'''

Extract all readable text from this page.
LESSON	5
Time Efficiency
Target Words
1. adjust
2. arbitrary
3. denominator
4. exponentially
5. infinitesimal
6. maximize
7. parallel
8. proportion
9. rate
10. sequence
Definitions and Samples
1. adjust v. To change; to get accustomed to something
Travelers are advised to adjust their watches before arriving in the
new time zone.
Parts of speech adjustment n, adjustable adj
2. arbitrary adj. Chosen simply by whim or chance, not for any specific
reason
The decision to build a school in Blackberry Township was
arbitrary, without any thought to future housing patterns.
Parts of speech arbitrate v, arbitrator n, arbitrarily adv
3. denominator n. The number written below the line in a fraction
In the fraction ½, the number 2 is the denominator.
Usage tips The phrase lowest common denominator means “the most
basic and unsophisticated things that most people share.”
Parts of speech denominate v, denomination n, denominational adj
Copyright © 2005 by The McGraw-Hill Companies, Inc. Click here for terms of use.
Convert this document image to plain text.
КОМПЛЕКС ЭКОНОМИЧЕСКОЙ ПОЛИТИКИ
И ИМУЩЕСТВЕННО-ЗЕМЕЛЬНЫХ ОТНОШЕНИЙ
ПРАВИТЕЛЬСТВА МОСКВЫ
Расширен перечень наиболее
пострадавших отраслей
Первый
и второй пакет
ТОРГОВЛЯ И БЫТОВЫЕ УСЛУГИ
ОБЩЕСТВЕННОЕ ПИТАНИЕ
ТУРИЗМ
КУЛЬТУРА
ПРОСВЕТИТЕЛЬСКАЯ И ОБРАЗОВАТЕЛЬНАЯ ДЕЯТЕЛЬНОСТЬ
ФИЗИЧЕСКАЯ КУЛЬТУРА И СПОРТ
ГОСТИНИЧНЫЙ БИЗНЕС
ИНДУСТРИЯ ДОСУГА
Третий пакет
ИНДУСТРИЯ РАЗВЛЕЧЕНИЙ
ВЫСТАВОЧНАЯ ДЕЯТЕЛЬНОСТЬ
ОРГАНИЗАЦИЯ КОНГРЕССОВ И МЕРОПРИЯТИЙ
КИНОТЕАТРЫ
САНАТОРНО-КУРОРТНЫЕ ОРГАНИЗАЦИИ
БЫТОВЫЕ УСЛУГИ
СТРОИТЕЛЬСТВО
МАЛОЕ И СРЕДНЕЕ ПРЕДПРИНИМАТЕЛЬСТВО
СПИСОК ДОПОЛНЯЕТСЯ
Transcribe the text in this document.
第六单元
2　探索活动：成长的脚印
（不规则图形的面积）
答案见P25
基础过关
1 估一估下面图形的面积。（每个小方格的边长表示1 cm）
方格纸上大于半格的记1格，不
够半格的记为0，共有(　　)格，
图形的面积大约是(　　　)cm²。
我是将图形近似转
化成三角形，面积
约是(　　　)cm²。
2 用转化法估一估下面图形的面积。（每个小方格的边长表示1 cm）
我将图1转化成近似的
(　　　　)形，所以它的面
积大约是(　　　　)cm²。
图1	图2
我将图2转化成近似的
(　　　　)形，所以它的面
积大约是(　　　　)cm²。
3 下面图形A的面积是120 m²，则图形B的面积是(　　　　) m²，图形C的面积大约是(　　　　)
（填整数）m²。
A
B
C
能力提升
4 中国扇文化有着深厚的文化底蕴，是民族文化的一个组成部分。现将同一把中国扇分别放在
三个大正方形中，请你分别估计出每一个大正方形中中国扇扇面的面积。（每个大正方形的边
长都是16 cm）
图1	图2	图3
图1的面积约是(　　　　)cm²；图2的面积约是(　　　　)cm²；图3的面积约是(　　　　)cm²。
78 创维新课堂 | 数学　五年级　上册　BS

'''
'''

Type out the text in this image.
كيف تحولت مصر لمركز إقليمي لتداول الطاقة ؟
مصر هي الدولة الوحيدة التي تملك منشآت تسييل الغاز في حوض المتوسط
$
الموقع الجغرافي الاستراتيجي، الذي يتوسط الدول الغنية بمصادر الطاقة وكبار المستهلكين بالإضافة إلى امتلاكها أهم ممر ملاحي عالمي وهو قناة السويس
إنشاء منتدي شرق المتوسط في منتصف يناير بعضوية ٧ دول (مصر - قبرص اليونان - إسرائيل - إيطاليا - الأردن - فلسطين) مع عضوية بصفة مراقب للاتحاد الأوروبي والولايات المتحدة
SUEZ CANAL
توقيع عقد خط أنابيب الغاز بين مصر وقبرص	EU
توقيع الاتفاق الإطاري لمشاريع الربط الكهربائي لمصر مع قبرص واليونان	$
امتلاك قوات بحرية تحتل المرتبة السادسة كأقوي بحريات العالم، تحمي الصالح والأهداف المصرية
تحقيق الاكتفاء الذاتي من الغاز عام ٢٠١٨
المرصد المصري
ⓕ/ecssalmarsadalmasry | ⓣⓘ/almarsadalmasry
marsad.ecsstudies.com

'''
'''

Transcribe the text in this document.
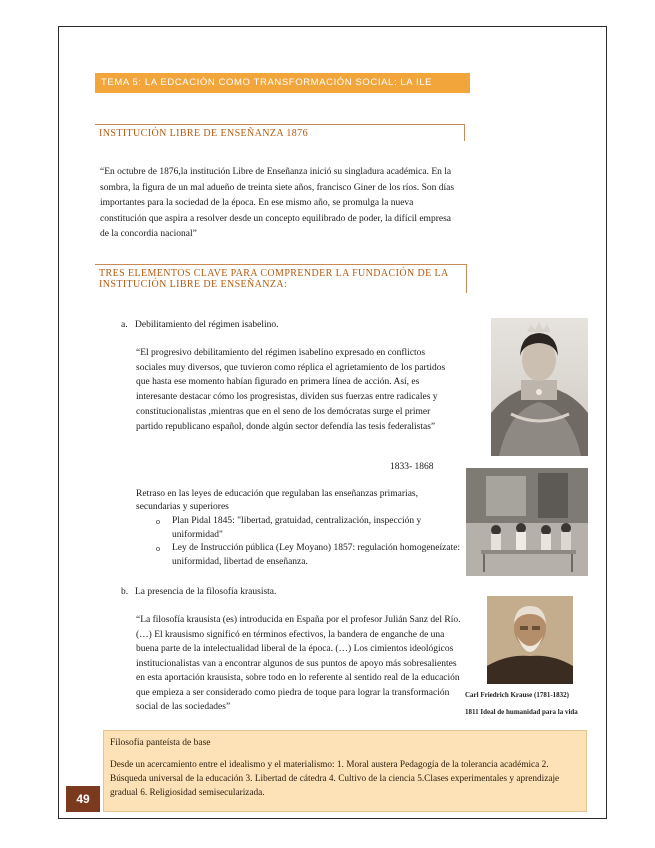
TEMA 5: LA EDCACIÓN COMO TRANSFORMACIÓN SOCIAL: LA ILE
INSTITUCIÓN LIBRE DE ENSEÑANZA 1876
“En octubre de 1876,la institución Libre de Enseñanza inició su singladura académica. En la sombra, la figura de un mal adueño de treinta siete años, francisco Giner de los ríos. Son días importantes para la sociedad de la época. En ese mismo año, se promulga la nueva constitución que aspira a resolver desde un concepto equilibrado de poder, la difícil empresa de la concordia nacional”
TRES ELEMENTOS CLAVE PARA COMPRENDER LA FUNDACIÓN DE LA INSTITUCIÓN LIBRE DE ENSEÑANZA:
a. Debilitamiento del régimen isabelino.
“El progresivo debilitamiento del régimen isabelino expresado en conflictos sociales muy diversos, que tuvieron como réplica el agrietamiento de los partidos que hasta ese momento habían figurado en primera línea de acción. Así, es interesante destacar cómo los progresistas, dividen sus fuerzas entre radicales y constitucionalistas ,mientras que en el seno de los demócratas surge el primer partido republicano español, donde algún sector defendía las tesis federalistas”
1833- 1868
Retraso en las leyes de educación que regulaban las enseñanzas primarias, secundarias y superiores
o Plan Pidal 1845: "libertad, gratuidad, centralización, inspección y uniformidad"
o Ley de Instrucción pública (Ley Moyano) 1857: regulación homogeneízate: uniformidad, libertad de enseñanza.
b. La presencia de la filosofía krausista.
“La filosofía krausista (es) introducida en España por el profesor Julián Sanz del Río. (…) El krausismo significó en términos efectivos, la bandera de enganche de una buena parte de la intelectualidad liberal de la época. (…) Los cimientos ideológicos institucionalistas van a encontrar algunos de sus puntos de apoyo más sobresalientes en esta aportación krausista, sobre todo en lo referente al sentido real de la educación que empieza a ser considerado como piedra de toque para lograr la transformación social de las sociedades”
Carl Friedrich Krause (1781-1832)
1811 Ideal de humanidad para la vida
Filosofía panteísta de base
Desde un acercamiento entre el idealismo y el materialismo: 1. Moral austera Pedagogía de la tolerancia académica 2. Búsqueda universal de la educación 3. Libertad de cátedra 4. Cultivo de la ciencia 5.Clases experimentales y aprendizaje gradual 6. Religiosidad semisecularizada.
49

'''

» Task details
Return every line holding the word "المتوسط" from the records.

» Solved problem
مصر هي الدولة الوحيدة التي تملك منشآت تسييل الغاز في حوض المتوسط
إنشاء منتدي شرق المتوسط في منتصف يناير بعضوية ٧ دول (مصر - قبرص اليونان - إسرائيل - إيطاليا - الأردن - فلسطين) مع عضوية بصفة مراقب للاتحاد الأوروبي والولايات المتحدة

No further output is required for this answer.